§ Stated exercise: Type out the material below exactly.

§ Figure collection entries:
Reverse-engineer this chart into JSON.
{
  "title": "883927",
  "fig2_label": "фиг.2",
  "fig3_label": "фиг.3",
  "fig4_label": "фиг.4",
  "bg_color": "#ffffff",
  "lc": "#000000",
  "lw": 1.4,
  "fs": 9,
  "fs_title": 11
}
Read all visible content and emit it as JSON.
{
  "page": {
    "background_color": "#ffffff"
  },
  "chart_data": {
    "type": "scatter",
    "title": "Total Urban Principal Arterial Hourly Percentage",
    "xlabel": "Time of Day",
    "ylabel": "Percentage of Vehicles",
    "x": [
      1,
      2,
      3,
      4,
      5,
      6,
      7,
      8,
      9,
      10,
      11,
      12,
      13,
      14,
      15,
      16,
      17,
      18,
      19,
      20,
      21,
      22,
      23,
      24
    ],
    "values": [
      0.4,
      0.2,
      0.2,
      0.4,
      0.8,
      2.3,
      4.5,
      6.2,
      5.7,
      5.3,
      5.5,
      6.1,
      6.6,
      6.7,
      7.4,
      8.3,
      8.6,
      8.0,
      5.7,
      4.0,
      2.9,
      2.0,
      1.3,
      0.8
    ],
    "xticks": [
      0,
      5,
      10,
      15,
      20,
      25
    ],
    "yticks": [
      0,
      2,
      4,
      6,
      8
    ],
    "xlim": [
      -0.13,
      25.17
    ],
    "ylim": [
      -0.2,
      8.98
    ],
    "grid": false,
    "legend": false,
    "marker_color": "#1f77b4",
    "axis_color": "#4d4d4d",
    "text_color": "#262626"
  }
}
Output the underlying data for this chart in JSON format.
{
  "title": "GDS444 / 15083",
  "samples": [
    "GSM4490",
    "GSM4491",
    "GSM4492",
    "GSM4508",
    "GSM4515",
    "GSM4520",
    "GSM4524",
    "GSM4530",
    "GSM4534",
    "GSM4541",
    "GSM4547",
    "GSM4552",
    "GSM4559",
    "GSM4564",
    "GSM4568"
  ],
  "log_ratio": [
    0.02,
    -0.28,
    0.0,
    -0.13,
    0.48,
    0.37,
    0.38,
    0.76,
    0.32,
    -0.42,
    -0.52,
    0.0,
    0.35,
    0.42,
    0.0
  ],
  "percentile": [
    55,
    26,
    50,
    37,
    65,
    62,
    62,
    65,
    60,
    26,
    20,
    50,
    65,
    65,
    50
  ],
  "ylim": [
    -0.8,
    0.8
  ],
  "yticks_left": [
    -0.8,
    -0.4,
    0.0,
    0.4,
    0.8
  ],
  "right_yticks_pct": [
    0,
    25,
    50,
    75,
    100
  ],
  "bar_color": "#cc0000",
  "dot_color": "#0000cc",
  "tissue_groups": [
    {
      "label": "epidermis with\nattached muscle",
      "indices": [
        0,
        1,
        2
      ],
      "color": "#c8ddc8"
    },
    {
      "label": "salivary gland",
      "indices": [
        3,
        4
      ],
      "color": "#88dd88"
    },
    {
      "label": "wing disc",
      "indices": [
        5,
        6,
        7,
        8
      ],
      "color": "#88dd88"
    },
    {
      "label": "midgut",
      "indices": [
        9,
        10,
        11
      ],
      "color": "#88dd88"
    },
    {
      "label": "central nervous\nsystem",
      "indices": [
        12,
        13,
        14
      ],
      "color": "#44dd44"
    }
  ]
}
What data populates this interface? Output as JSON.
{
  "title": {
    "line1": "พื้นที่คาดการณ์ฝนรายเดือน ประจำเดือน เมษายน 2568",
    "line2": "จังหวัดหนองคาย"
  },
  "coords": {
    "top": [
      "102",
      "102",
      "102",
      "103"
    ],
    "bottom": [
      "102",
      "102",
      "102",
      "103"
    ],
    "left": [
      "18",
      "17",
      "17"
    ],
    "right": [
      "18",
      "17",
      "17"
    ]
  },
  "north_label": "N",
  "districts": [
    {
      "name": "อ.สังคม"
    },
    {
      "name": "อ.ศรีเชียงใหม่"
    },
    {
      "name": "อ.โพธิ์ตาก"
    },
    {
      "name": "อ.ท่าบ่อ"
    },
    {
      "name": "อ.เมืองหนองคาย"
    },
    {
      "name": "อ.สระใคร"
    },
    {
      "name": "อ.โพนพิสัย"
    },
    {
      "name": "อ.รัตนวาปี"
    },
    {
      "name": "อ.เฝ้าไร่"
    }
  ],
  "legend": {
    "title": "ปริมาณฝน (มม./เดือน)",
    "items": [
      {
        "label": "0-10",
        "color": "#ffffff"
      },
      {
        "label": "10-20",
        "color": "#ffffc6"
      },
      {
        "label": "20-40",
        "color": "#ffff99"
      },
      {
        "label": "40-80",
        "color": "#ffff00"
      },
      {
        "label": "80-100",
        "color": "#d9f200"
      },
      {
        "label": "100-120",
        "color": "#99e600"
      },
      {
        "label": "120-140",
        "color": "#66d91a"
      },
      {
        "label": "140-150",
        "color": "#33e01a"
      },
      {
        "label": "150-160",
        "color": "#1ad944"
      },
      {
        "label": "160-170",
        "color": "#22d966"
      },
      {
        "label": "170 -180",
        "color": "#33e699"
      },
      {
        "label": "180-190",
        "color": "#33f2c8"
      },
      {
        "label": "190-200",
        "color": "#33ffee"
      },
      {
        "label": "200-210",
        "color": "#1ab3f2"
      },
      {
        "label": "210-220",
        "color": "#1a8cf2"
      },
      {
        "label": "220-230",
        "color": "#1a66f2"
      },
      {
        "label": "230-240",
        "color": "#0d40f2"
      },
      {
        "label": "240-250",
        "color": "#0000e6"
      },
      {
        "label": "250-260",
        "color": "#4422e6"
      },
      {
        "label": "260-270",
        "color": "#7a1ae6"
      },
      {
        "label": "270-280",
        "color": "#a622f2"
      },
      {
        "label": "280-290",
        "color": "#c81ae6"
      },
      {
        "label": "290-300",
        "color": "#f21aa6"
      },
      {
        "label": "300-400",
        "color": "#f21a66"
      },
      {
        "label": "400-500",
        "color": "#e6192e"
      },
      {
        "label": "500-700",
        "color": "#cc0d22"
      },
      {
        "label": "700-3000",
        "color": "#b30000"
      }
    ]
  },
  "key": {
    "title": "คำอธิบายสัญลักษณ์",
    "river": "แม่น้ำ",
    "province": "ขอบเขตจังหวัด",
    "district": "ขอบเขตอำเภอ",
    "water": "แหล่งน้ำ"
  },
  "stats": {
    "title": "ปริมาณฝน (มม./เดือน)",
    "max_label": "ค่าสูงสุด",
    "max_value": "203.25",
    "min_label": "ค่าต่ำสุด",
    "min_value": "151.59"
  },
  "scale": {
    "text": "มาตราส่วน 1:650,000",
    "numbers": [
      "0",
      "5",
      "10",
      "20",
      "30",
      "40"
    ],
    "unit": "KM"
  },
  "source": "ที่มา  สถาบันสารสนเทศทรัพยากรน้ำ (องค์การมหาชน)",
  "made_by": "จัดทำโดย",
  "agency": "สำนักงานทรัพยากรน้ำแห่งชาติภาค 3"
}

§ Result:
Reverse-engineer this chart into JSON.
{
  "title": "883927",
  "fig2_label": "фиг.2",
  "fig3_label": "фиг.3",
  "fig4_label": "фиг.4",
  "bg_color": "#ffffff",
  "lc": "#000000",
  "lw": 1.4,
  "fs": 9,
  "fs_title": 11
}
Read all visible content and emit it as JSON.
{
  "page": {
    "background_color": "#ffffff"
  },
  "chart_data": {
    "type": "scatter",
    "title": "Total Urban Principal Arterial Hourly Percentage",
    "xlabel": "Time of Day",
    "ylabel": "Percentage of Vehicles",
    "x": [
      1,
      2,
      3,
      4,
      5,
      6,
      7,
      8,
      9,
      10,
      11,
      12,
      13,
      14,
      15,
      16,
      17,
      18,
      19,
      20,
      21,
      22,
      23,
      24
    ],
    "values": [
      0.4,
      0.2,
      0.2,
      0.4,
      0.8,
      2.3,
      4.5,
      6.2,
      5.7,
      5.3,
      5.5,
      6.1,
      6.6,
      6.7,
      7.4,
      8.3,
      8.6,
      8.0,
      5.7,
      4.0,
      2.9,
      2.0,
      1.3,
      0.8
    ],
    "xticks": [
      0,
      5,
      10,
      15,
      20,
      25
    ],
    "yticks": [
      0,
      2,
      4,
      6,
      8
    ],
    "xlim": [
      -0.13,
      25.17
    ],
    "ylim": [
      -0.2,
      8.98
    ],
    "grid": false,
    "legend": false,
    "marker_color": "#1f77b4",
    "axis_color": "#4d4d4d",
    "text_color": "#262626"
  }
}
Output the underlying data for this chart in JSON format.
{
  "title": "GDS444 / 15083",
  "samples": [
    "GSM4490",
    "GSM4491",
    "GSM4492",
    "GSM4508",
    "GSM4515",
    "GSM4520",
    "GSM4524",
    "GSM4530",
    "GSM4534",
    "GSM4541",
    "GSM4547",
    "GSM4552",
    "GSM4559",
    "GSM4564",
    "GSM4568"
  ],
  "log_ratio": [
    0.02,
    -0.28,
    0.0,
    -0.13,
    0.48,
    0.37,
    0.38,
    0.76,
    0.32,
    -0.42,
    -0.52,
    0.0,
    0.35,
    0.42,
    0.0
  ],
  "percentile": [
    55,
    26,
    50,
    37,
    65,
    62,
    62,
    65,
    60,
    26,
    20,
    50,
    65,
    65,
    50
  ],
  "ylim": [
    -0.8,
    0.8
  ],
  "yticks_left": [
    -0.8,
    -0.4,
    0.0,
    0.4,
    0.8
  ],
  "right_yticks_pct": [
    0,
    25,
    50,
    75,
    100
  ],
  "bar_color": "#cc0000",
  "dot_color": "#0000cc",
  "tissue_groups": [
    {
      "label": "epidermis with\nattached muscle",
      "indices": [
        0,
        1,
        2
      ],
      "color": "#c8ddc8"
    },
    {
      "label": "salivary gland",
      "indices": [
        3,
        4
      ],
      "color": "#88dd88"
    },
    {
      "label": "wing disc",
      "indices": [
        5,
        6,
        7,
        8
      ],
      "color": "#88dd88"
    },
    {
      "label": "midgut",
      "indices": [
        9,
        10,
        11
      ],
      "color": "#88dd88"
    },
    {
      "label": "central nervous\nsystem",
      "indices": [
        12,
        13,
        14
      ],
      "color": "#44dd44"
    }
  ]
}
What data populates this interface? Output as JSON.
{
  "title": {
    "line1": "พื้นที่คาดการณ์ฝนรายเดือน ประจำเดือน เมษายน 2568",
    "line2": "จังหวัดหนองคาย"
  },
  "coords": {
    "top": [
      "102",
      "102",
      "102",
      "103"
    ],
    "bottom": [
      "102",
      "102",
      "102",
      "103"
    ],
    "left": [
      "18",
      "17",
      "17"
    ],
    "right": [
      "18",
      "17",
      "17"
    ]
  },
  "north_label": "N",
  "districts": [
    {
      "name": "อ.สังคม"
    },
    {
      "name": "อ.ศรีเชียงใหม่"
    },
    {
      "name": "อ.โพธิ์ตาก"
    },
    {
      "name": "อ.ท่าบ่อ"
    },
    {
      "name": "อ.เมืองหนองคาย"
    },
    {
      "name": "อ.สระใคร"
    },
    {
      "name": "อ.โพนพิสัย"
    },
    {
      "name": "อ.รัตนวาปี"
    },
    {
      "name": "อ.เฝ้าไร่"
    }
  ],
  "legend": {
    "title": "ปริมาณฝน (มม./เดือน)",
    "items": [
      {
        "label": "0-10",
        "color": "#ffffff"
      },
      {
        "label": "10-20",
        "color": "#ffffc6"
      },
      {
        "label": "20-40",
        "color": "#ffff99"
      },
      {
        "label": "40-80",
        "color": "#ffff00"
      },
      {
        "label": "80-100",
        "color": "#d9f200"
      },
      {
        "label": "100-120",
        "color": "#99e600"
      },
      {
        "label": "120-140",
        "color": "#66d91a"
      },
      {
        "label": "140-150",
        "color": "#33e01a"
      },
      {
        "label": "150-160",
        "color": "#1ad944"
      },
      {
        "label": "160-170",
        "color": "#22d966"
      },
      {
        "label": "170 -180",
        "color": "#33e699"
      },
      {
        "label": "180-190",
        "color": "#33f2c8"
      },
      {
        "label": "190-200",
        "color": "#33ffee"
      },
      {
        "label": "200-210",
        "color": "#1ab3f2"
      },
      {
        "label": "210-220",
        "color": "#1a8cf2"
      },
      {
        "label": "220-230",
        "color": "#1a66f2"
      },
      {
        "label": "230-240",
        "color": "#0d40f2"
      },
      {
        "label": "240-250",
        "color": "#0000e6"
      },
      {
        "label": "250-260",
        "color": "#4422e6"
      },
      {
        "label": "260-270",
        "color": "#7a1ae6"
      },
      {
        "label": "270-280",
        "color": "#a622f2"
      },
      {
        "label": "280-290",
        "color": "#c81ae6"
      },
      {
        "label": "290-300",
        "color": "#f21aa6"
      },
      {
        "label": "300-400",
        "color": "#f21a66"
      },
      {
        "label": "400-500",
        "color": "#e6192e"
      },
      {
        "label": "500-700",
        "color": "#cc0d22"
      },
      {
        "label": "700-3000",
        "color": "#b30000"
      }
    ]
  },
  "key": {
    "title": "คำอธิบายสัญลักษณ์",
    "river": "แม่น้ำ",
    "province": "ขอบเขตจังหวัด",
    "district": "ขอบเขตอำเภอ",
    "water": "แหล่งน้ำ"
  },
  "stats": {
    "title": "ปริมาณฝน (มม./เดือน)",
    "max_label": "ค่าสูงสุด",
    "max_value": "203.25",
    "min_label": "ค่าต่ำสุด",
    "min_value": "151.59"
  },
  "scale": {
    "text": "มาตราส่วน 1:650,000",
    "numbers": [
      "0",
      "5",
      "10",
      "20",
      "30",
      "40"
    ],
    "unit": "KM"
  },
  "source": "ที่มา  สถาบันสารสนเทศทรัพยากรน้ำ (องค์การมหาชน)",
  "made_by": "จัดทำโดย",
  "agency": "สำนักงานทรัพยากรน้ำแห่งชาติภาค 3"
}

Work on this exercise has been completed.